━━━ DATA EXCERPTS ━━━
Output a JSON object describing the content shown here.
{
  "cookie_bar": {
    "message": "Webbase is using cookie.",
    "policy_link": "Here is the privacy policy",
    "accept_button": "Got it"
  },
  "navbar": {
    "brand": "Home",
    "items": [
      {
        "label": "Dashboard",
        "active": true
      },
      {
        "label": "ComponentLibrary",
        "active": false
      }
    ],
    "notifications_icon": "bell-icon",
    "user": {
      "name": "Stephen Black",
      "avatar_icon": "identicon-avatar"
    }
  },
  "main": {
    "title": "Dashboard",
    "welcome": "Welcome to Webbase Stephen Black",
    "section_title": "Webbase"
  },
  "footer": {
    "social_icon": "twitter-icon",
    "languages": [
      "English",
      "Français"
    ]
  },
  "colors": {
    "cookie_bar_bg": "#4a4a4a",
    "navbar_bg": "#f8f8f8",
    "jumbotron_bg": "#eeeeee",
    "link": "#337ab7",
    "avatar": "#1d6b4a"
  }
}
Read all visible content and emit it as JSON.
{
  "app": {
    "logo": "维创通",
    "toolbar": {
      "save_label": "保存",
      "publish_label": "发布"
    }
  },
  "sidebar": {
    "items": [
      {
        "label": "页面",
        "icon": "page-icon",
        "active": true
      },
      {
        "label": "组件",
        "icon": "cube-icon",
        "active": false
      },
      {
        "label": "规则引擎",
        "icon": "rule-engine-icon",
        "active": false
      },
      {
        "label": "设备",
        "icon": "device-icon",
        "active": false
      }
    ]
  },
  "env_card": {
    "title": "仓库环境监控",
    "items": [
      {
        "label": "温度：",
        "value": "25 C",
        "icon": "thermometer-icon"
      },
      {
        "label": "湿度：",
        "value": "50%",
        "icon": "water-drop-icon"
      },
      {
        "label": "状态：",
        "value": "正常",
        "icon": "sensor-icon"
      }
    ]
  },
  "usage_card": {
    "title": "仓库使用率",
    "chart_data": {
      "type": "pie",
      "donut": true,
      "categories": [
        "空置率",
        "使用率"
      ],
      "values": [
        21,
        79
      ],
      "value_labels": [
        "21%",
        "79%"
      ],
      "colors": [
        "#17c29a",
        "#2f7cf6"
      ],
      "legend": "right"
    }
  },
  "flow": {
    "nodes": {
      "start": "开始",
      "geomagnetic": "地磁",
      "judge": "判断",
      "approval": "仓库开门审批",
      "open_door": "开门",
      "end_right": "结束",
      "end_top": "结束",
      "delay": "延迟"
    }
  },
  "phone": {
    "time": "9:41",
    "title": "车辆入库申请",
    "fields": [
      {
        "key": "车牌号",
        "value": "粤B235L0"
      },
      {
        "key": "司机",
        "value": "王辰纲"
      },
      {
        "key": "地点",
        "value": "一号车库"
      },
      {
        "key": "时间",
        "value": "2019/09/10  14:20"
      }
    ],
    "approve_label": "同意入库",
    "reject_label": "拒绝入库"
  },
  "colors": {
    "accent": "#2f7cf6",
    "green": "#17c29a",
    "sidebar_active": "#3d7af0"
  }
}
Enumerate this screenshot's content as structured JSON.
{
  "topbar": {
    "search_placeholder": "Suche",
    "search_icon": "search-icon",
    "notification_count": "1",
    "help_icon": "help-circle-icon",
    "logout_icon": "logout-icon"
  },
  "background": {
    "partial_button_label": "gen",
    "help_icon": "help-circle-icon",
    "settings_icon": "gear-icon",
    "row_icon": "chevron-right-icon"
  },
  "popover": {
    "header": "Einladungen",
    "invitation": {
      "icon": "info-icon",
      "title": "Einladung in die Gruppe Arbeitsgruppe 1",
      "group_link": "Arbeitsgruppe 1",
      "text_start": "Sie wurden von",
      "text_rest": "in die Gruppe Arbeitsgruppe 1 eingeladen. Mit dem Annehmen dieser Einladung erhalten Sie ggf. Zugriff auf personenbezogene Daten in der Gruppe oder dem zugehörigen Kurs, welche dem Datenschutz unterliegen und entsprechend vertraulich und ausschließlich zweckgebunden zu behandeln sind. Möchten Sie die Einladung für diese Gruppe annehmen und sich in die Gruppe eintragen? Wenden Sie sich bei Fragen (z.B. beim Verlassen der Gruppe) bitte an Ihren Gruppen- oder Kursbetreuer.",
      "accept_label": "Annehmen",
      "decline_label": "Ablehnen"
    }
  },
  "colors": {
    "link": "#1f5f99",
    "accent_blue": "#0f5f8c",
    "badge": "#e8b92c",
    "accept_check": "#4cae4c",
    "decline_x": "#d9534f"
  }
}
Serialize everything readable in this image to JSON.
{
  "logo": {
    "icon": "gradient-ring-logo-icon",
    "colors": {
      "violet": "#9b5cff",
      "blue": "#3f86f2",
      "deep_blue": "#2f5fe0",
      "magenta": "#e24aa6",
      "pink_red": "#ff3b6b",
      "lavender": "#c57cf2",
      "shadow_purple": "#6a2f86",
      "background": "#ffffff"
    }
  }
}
━━━
#### [EXERCISE]
Exact copies of all the records are required.

#### [CORRECT OUTPUT]
Output a JSON object describing the content shown here.
{
  "cookie_bar": {
    "message": "Webbase is using cookie.",
    "policy_link": "Here is the privacy policy",
    "accept_button": "Got it"
  },
  "navbar": {
    "brand": "Home",
    "items": [
      {
        "label": "Dashboard",
        "active": true
      },
      {
        "label": "ComponentLibrary",
        "active": false
      }
    ],
    "notifications_icon": "bell-icon",
    "user": {
      "name": "Stephen Black",
      "avatar_icon": "identicon-avatar"
    }
  },
  "main": {
    "title": "Dashboard",
    "welcome": "Welcome to Webbase Stephen Black",
    "section_title": "Webbase"
  },
  "footer": {
    "social_icon": "twitter-icon",
    "languages": [
      "English",
      "Français"
    ]
  },
  "colors": {
    "cookie_bar_bg": "#4a4a4a",
    "navbar_bg": "#f8f8f8",
    "jumbotron_bg": "#eeeeee",
    "link": "#337ab7",
    "avatar": "#1d6b4a"
  }
}
Read all visible content and emit it as JSON.
{
  "app": {
    "logo": "维创通",
    "toolbar": {
      "save_label": "保存",
      "publish_label": "发布"
    }
  },
  "sidebar": {
    "items": [
      {
        "label": "页面",
        "icon": "page-icon",
        "active": true
      },
      {
        "label": "组件",
        "icon": "cube-icon",
        "active": false
      },
      {
        "label": "规则引擎",
        "icon": "rule-engine-icon",
        "active": false
      },
      {
        "label": "设备",
        "icon": "device-icon",
        "active": false
      }
    ]
  },
  "env_card": {
    "title": "仓库环境监控",
    "items": [
      {
        "label": "温度：",
        "value": "25 C",
        "icon": "thermometer-icon"
      },
      {
        "label": "湿度：",
        "value": "50%",
        "icon": "water-drop-icon"
      },
      {
        "label": "状态：",
        "value": "正常",
        "icon": "sensor-icon"
      }
    ]
  },
  "usage_card": {
    "title": "仓库使用率",
    "chart_data": {
      "type": "pie",
      "donut": true,
      "categories": [
        "空置率",
        "使用率"
      ],
      "values": [
        21,
        79
      ],
      "value_labels": [
        "21%",
        "79%"
      ],
      "colors": [
        "#17c29a",
        "#2f7cf6"
      ],
      "legend": "right"
    }
  },
  "flow": {
    "nodes": {
      "start": "开始",
      "geomagnetic": "地磁",
      "judge": "判断",
      "approval": "仓库开门审批",
      "open_door": "开门",
      "end_right": "结束",
      "end_top": "结束",
      "delay": "延迟"
    }
  },
  "phone": {
    "time": "9:41",
    "title": "车辆入库申请",
    "fields": [
      {
        "key": "车牌号",
        "value": "粤B235L0"
      },
      {
        "key": "司机",
        "value": "王辰纲"
      },
      {
        "key": "地点",
        "value": "一号车库"
      },
      {
        "key": "时间",
        "value": "2019/09/10  14:20"
      }
    ],
    "approve_label": "同意入库",
    "reject_label": "拒绝入库"
  },
  "colors": {
    "accent": "#2f7cf6",
    "green": "#17c29a",
    "sidebar_active": "#3d7af0"
  }
}
Enumerate this screenshot's content as structured JSON.
{
  "topbar": {
    "search_placeholder": "Suche",
    "search_icon": "search-icon",
    "notification_count": "1",
    "help_icon": "help-circle-icon",
    "logout_icon": "logout-icon"
  },
  "background": {
    "partial_button_label": "gen",
    "help_icon": "help-circle-icon",
    "settings_icon": "gear-icon",
    "row_icon": "chevron-right-icon"
  },
  "popover": {
    "header": "Einladungen",
    "invitation": {
      "icon": "info-icon",
      "title": "Einladung in die Gruppe Arbeitsgruppe 1",
      "group_link": "Arbeitsgruppe 1",
      "text_start": "Sie wurden von",
      "text_rest": "in die Gruppe Arbeitsgruppe 1 eingeladen. Mit dem Annehmen dieser Einladung erhalten Sie ggf. Zugriff auf personenbezogene Daten in der Gruppe oder dem zugehörigen Kurs, welche dem Datenschutz unterliegen und entsprechend vertraulich und ausschließlich zweckgebunden zu behandeln sind. Möchten Sie die Einladung für diese Gruppe annehmen und sich in die Gruppe eintragen? Wenden Sie sich bei Fragen (z.B. beim Verlassen der Gruppe) bitte an Ihren Gruppen- oder Kursbetreuer.",
      "accept_label": "Annehmen",
      "decline_label": "Ablehnen"
    }
  },
  "colors": {
    "link": "#1f5f99",
    "accent_blue": "#0f5f8c",
    "badge": "#e8b92c",
    "accept_check": "#4cae4c",
    "decline_x": "#d9534f"
  }
}
Serialize everything readable in this image to JSON.
{
  "logo": {
    "icon": "gradient-ring-logo-icon",
    "colors": {
      "violet": "#9b5cff",
      "blue": "#3f86f2",
      "deep_blue": "#2f5fe0",
      "magenta": "#e24aa6",
      "pink_red": "#ff3b6b",
      "lavender": "#c57cf2",
      "shadow_purple": "#6a2f86",
      "background": "#ffffff"
    }
  }
}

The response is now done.